List each line in which the string "écoute" appears.
[RECORD EXTRACTS start]
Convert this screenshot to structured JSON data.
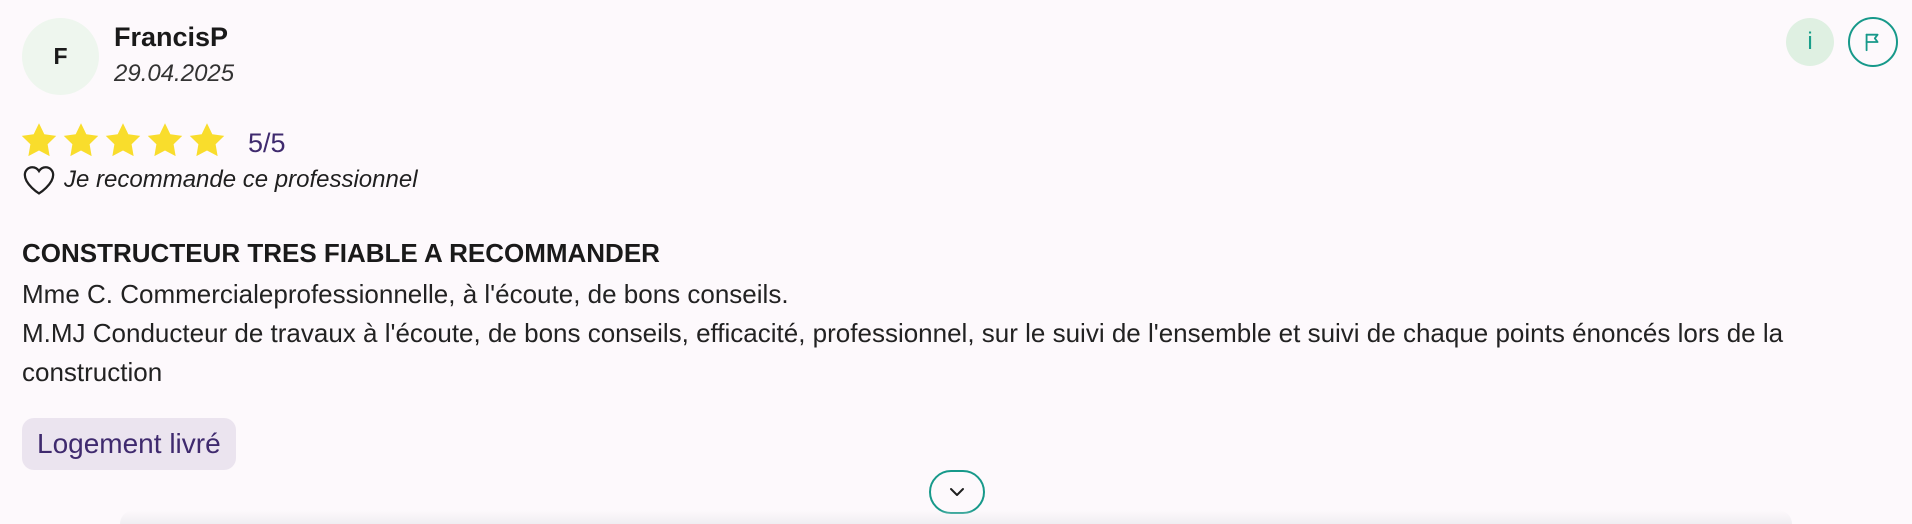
{
  "author": {
    "initial": "F",
    "name": "FrancisP",
    "date": "29.04.2025"
  },
  "actions": {
    "info_label": "i",
    "report_icon": "flag-icon"
  },
  "rating": {
    "value": 5,
    "max": 5,
    "text": "5/5",
    "star_color": "#f9dd2c"
  },
  "recommend": {
    "icon": "heart-icon",
    "text": "Je recommande ce professionnel"
  },
  "review": {
    "title": "CONSTRUCTEUR TRES FIABLE A RECOMMANDER",
    "lines": [
      "Mme C. Commercialeprofessionnelle, à l'écoute, de bons conseils.",
      "M.MJ Conducteur de travaux à l'écoute, de bons conseils, efficacité, professionnel, sur le suivi de l'ensemble et suivi de chaque points énoncés lors de la construction"
    ]
  },
  "tag": {
    "label": "Logement livré"
  },
  "expand": {
    "icon": "chevron-down-icon"
  },
  "colors": {
    "accent": "#17998a",
    "tag_text": "#3f2a6e",
    "background": "#fdf9fc"
  }
}
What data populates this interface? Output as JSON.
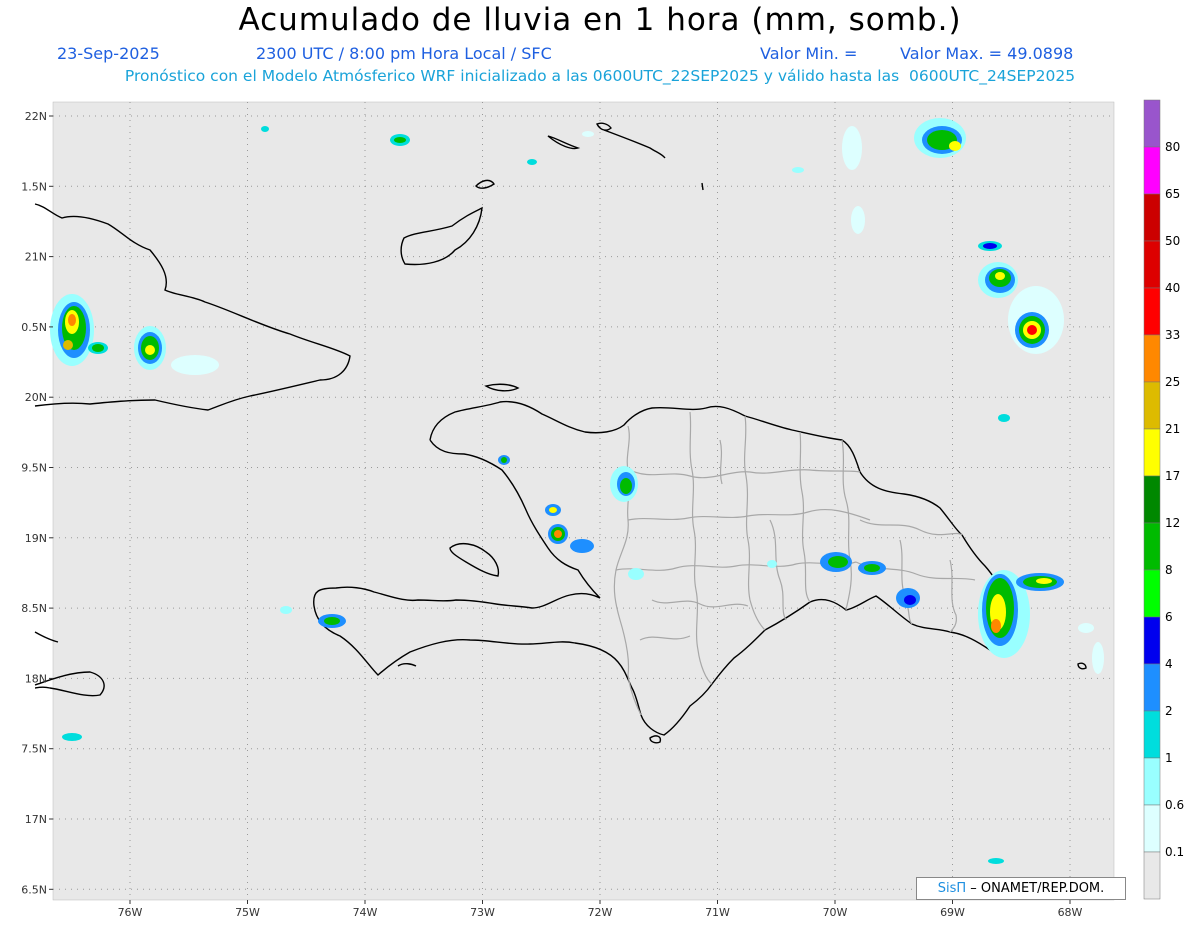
{
  "header": {
    "title": "Acumulado de lluvia en 1 hora (mm, somb.)",
    "date": "23-Sep-2025",
    "time": "2300 UTC / 8:00 pm Hora Local / SFC",
    "min_label": "Valor Min. =",
    "max_label": "Valor Max. = 49.0898",
    "subtitle": "Pronóstico con el Modelo Atmósferico WRF inicializado a las 0600UTC_22SEP2025 y válido hasta las  0600UTC_24SEP2025"
  },
  "axes": {
    "lon_ticks": [
      "76W",
      "75W",
      "74W",
      "73W",
      "72W",
      "71W",
      "70W",
      "69W",
      "68W"
    ],
    "lat_ticks": [
      "22N",
      "1.5N",
      "21N",
      "0.5N",
      "20N",
      "9.5N",
      "19N",
      "8.5N",
      "18N",
      "7.5N",
      "17N",
      "6.5N"
    ]
  },
  "colorbar": {
    "levels": [
      "80",
      "65",
      "50",
      "40",
      "33",
      "25",
      "21",
      "17",
      "12",
      "8",
      "6",
      "4",
      "2",
      "1",
      "0.6",
      "0.1"
    ],
    "colors": [
      "#9955cc",
      "#ff00ff",
      "#cc0000",
      "#dd0000",
      "#ff0000",
      "#ff8800",
      "#ddbb00",
      "#ffff00",
      "#008800",
      "#00bb00",
      "#00ff00",
      "#0000ee",
      "#1e8fff",
      "#00dddd",
      "#99ffff",
      "#ddffff",
      "#e8e8e8"
    ]
  },
  "credit": {
    "brand": "SisΠ",
    "text": "– ONAMET/REP.DOM."
  }
}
[RECORD EXTRACTS end]
◆ **RESPONSE**
      "Mme C. Commercialeprofessionnelle, à l'écoute, de bons conseils.",
      "M.MJ Conducteur de travaux à l'écoute, de bons conseils, efficacité, professionnel, sur le suivi de l'ensemble et suivi de chaque points énoncés lors de la construction"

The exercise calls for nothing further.